SHORT PROBLEM:
Copy each record exactly as it reads, leaving out any pictures it holds.

PROVIDED MATERIAL:
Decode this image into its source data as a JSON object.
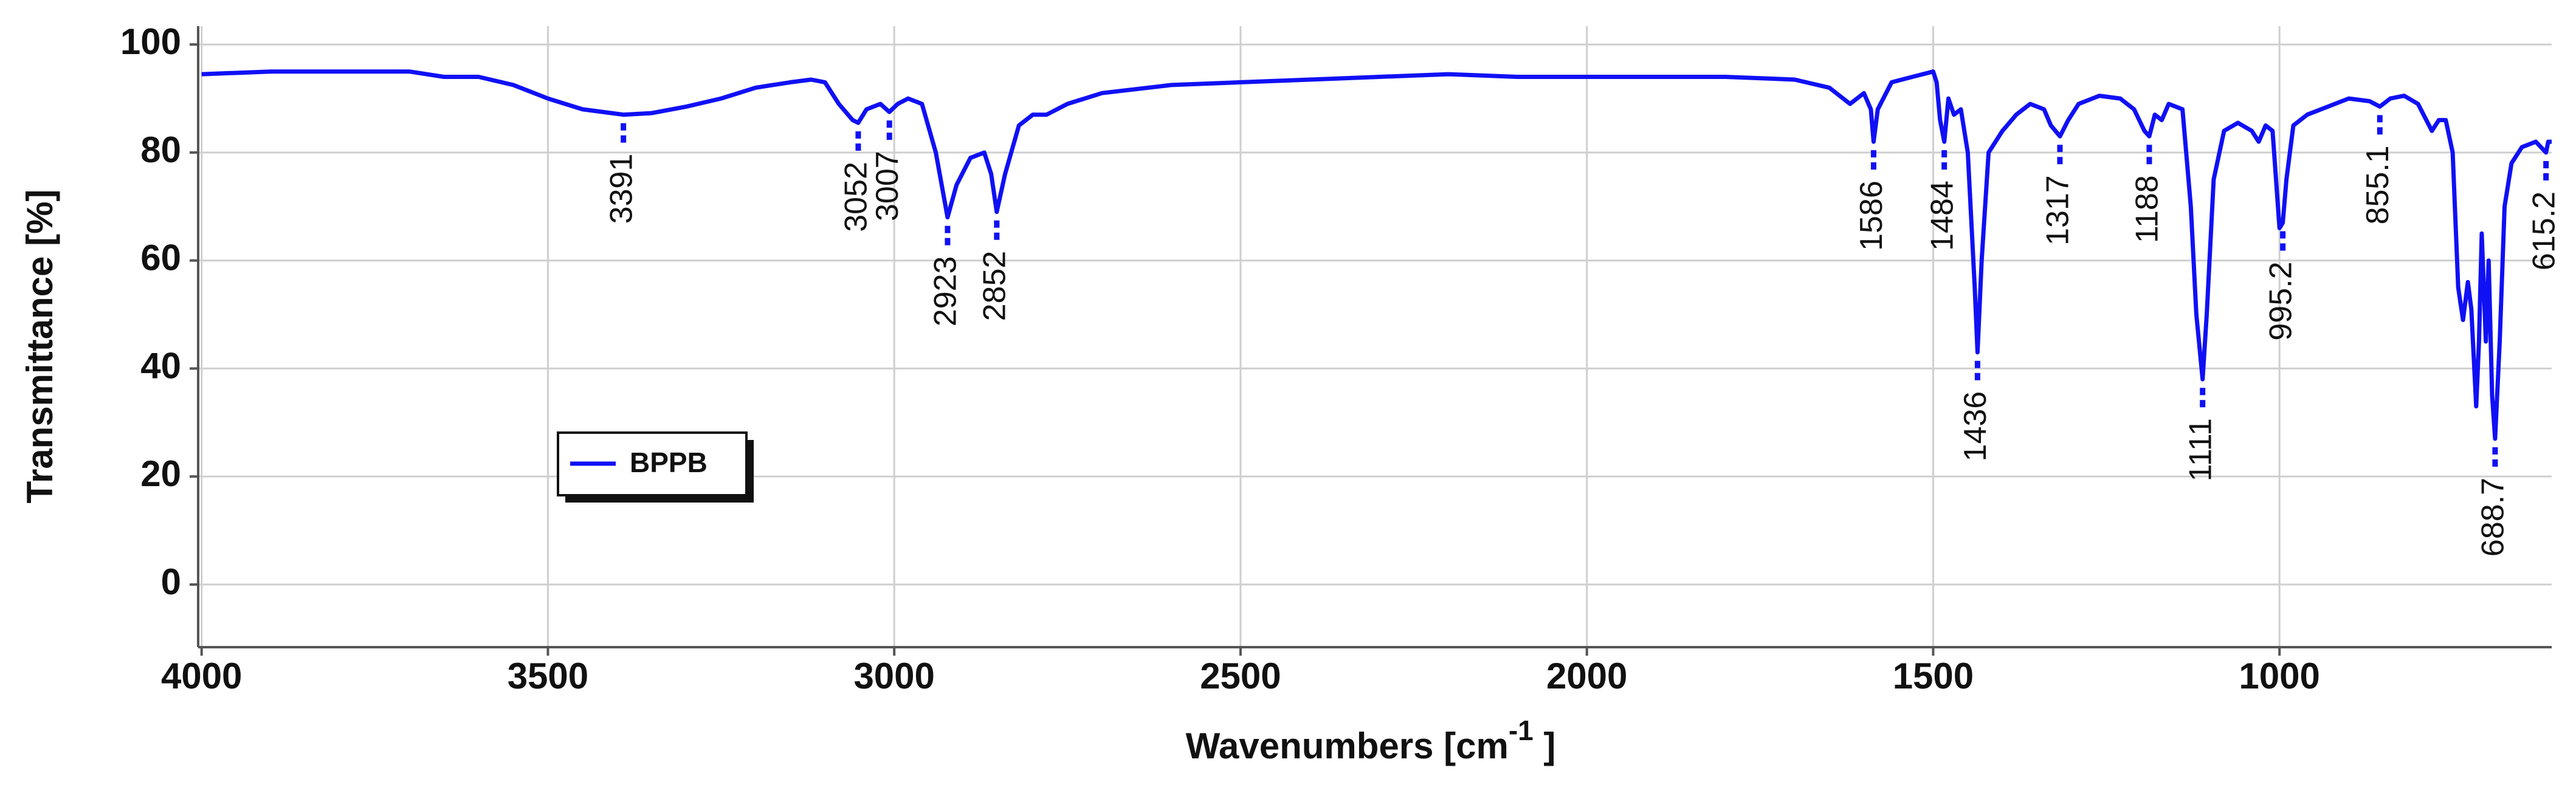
{
  "chart_data": {
    "type": "line",
    "xlabel": {
      "text": "Wavenumbers [cm",
      "sup": "-1",
      "end": " ]"
    },
    "ylabel": "Transmittance [%]",
    "x": [
      4000,
      3900,
      3800,
      3700,
      3650,
      3600,
      3550,
      3500,
      3450,
      3391,
      3350,
      3300,
      3250,
      3200,
      3150,
      3120,
      3100,
      3080,
      3060,
      3052,
      3040,
      3020,
      3007,
      2995,
      2980,
      2960,
      2940,
      2923,
      2910,
      2890,
      2870,
      2860,
      2852,
      2840,
      2820,
      2800,
      2780,
      2750,
      2700,
      2600,
      2500,
      2400,
      2300,
      2200,
      2100,
      2000,
      1900,
      1800,
      1700,
      1650,
      1620,
      1600,
      1590,
      1586,
      1580,
      1560,
      1530,
      1500,
      1495,
      1490,
      1484,
      1478,
      1470,
      1460,
      1450,
      1440,
      1436,
      1430,
      1420,
      1400,
      1380,
      1360,
      1340,
      1330,
      1317,
      1305,
      1290,
      1260,
      1230,
      1210,
      1195,
      1188,
      1180,
      1170,
      1160,
      1140,
      1128,
      1120,
      1111,
      1105,
      1095,
      1080,
      1060,
      1040,
      1030,
      1020,
      1010,
      1000,
      995.2,
      990,
      980,
      960,
      940,
      920,
      900,
      870,
      855.1,
      840,
      820,
      800,
      780,
      770,
      760,
      750,
      742,
      735,
      728,
      723,
      716,
      712,
      708,
      702,
      698,
      693,
      688.7,
      682,
      675,
      665,
      650,
      630,
      615.2,
      612,
      607
    ],
    "series": [
      {
        "name": "BPPB",
        "color": "#1010f5",
        "values": [
          94.5,
          95,
          95,
          95,
          94,
          94,
          92.5,
          90,
          88,
          87,
          87.3,
          88.5,
          90,
          92,
          93,
          93.5,
          93,
          89,
          86,
          85.5,
          88,
          89,
          87.5,
          89,
          90,
          89,
          80,
          68,
          74,
          79,
          80,
          76,
          69,
          76,
          85,
          87,
          87,
          89,
          91,
          92.5,
          93,
          93.5,
          94,
          94.5,
          94,
          94,
          94,
          94,
          93.5,
          92,
          89,
          91,
          88,
          82,
          88,
          93,
          94,
          95,
          93,
          86,
          82,
          90,
          87,
          88,
          80,
          55,
          43,
          60,
          80,
          84,
          87,
          89,
          88,
          85,
          83,
          86,
          89,
          90.5,
          90,
          88,
          84,
          83,
          87,
          86,
          89,
          88,
          70,
          50,
          38,
          50,
          75,
          84,
          85.5,
          84,
          82,
          85,
          84,
          66,
          67,
          75,
          85,
          87,
          88,
          89,
          90,
          89.5,
          88.5,
          90,
          90.5,
          89,
          84,
          86,
          86,
          80,
          55,
          49,
          56,
          51,
          33,
          45,
          65,
          45,
          60,
          35,
          27,
          45,
          70,
          78,
          81,
          82,
          80,
          82,
          82
        ]
      }
    ],
    "annotations": [
      3391,
      3052,
      3007,
      2923,
      2852,
      1586,
      1484,
      1436,
      1317,
      1188,
      1111,
      995.2,
      855.1,
      688.7,
      615.2
    ],
    "xlim": [
      4005,
      607
    ],
    "ylim": [
      -11.6,
      103.4
    ],
    "xticks": [
      4000,
      3500,
      3000,
      2500,
      2000,
      1500,
      1000
    ],
    "yticks": [
      0,
      20,
      40,
      60,
      80,
      100
    ],
    "grid": true
  }
}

SOLUTION:
Decode this image into its source data as a JSON object.
{
  "chart_data": {
    "type": "line",
    "xlabel": {
      "text": "Wavenumbers [cm",
      "sup": "-1",
      "end": " ]"
    },
    "ylabel": "Transmittance [%]",
    "x": [
      4000,
      3900,
      3800,
      3700,
      3650,
      3600,
      3550,
      3500,
      3450,
      3391,
      3350,
      3300,
      3250,
      3200,
      3150,
      3120,
      3100,
      3080,
      3060,
      3052,
      3040,
      3020,
      3007,
      2995,
      2980,
      2960,
      2940,
      2923,
      2910,
      2890,
      2870,
      2860,
      2852,
      2840,
      2820,
      2800,
      2780,
      2750,
      2700,
      2600,
      2500,
      2400,
      2300,
      2200,
      2100,
      2000,
      1900,
      1800,
      1700,
      1650,
      1620,
      1600,
      1590,
      1586,
      1580,
      1560,
      1530,
      1500,
      1495,
      1490,
      1484,
      1478,
      1470,
      1460,
      1450,
      1440,
      1436,
      1430,
      1420,
      1400,
      1380,
      1360,
      1340,
      1330,
      1317,
      1305,
      1290,
      1260,
      1230,
      1210,
      1195,
      1188,
      1180,
      1170,
      1160,
      1140,
      1128,
      1120,
      1111,
      1105,
      1095,
      1080,
      1060,
      1040,
      1030,
      1020,
      1010,
      1000,
      995.2,
      990,
      980,
      960,
      940,
      920,
      900,
      870,
      855.1,
      840,
      820,
      800,
      780,
      770,
      760,
      750,
      742,
      735,
      728,
      723,
      716,
      712,
      708,
      702,
      698,
      693,
      688.7,
      682,
      675,
      665,
      650,
      630,
      615.2,
      612,
      607
    ],
    "series": [
      {
        "name": "BPPB",
        "color": "#1010f5",
        "values": [
          94.5,
          95,
          95,
          95,
          94,
          94,
          92.5,
          90,
          88,
          87,
          87.3,
          88.5,
          90,
          92,
          93,
          93.5,
          93,
          89,
          86,
          85.5,
          88,
          89,
          87.5,
          89,
          90,
          89,
          80,
          68,
          74,
          79,
          80,
          76,
          69,
          76,
          85,
          87,
          87,
          89,
          91,
          92.5,
          93,
          93.5,
          94,
          94.5,
          94,
          94,
          94,
          94,
          93.5,
          92,
          89,
          91,
          88,
          82,
          88,
          93,
          94,
          95,
          93,
          86,
          82,
          90,
          87,
          88,
          80,
          55,
          43,
          60,
          80,
          84,
          87,
          89,
          88,
          85,
          83,
          86,
          89,
          90.5,
          90,
          88,
          84,
          83,
          87,
          86,
          89,
          88,
          70,
          50,
          38,
          50,
          75,
          84,
          85.5,
          84,
          82,
          85,
          84,
          66,
          67,
          75,
          85,
          87,
          88,
          89,
          90,
          89.5,
          88.5,
          90,
          90.5,
          89,
          84,
          86,
          86,
          80,
          55,
          49,
          56,
          51,
          33,
          45,
          65,
          45,
          60,
          35,
          27,
          45,
          70,
          78,
          81,
          82,
          80,
          82,
          82
        ]
      }
    ],
    "annotations": [
      3391,
      3052,
      3007,
      2923,
      2852,
      1586,
      1484,
      1436,
      1317,
      1188,
      1111,
      995.2,
      855.1,
      688.7,
      615.2
    ],
    "xlim": [
      4005,
      607
    ],
    "ylim": [
      -11.6,
      103.4
    ],
    "xticks": [
      4000,
      3500,
      3000,
      2500,
      2000,
      1500,
      1000
    ],
    "yticks": [
      0,
      20,
      40,
      60,
      80,
      100
    ],
    "grid": true
  }
}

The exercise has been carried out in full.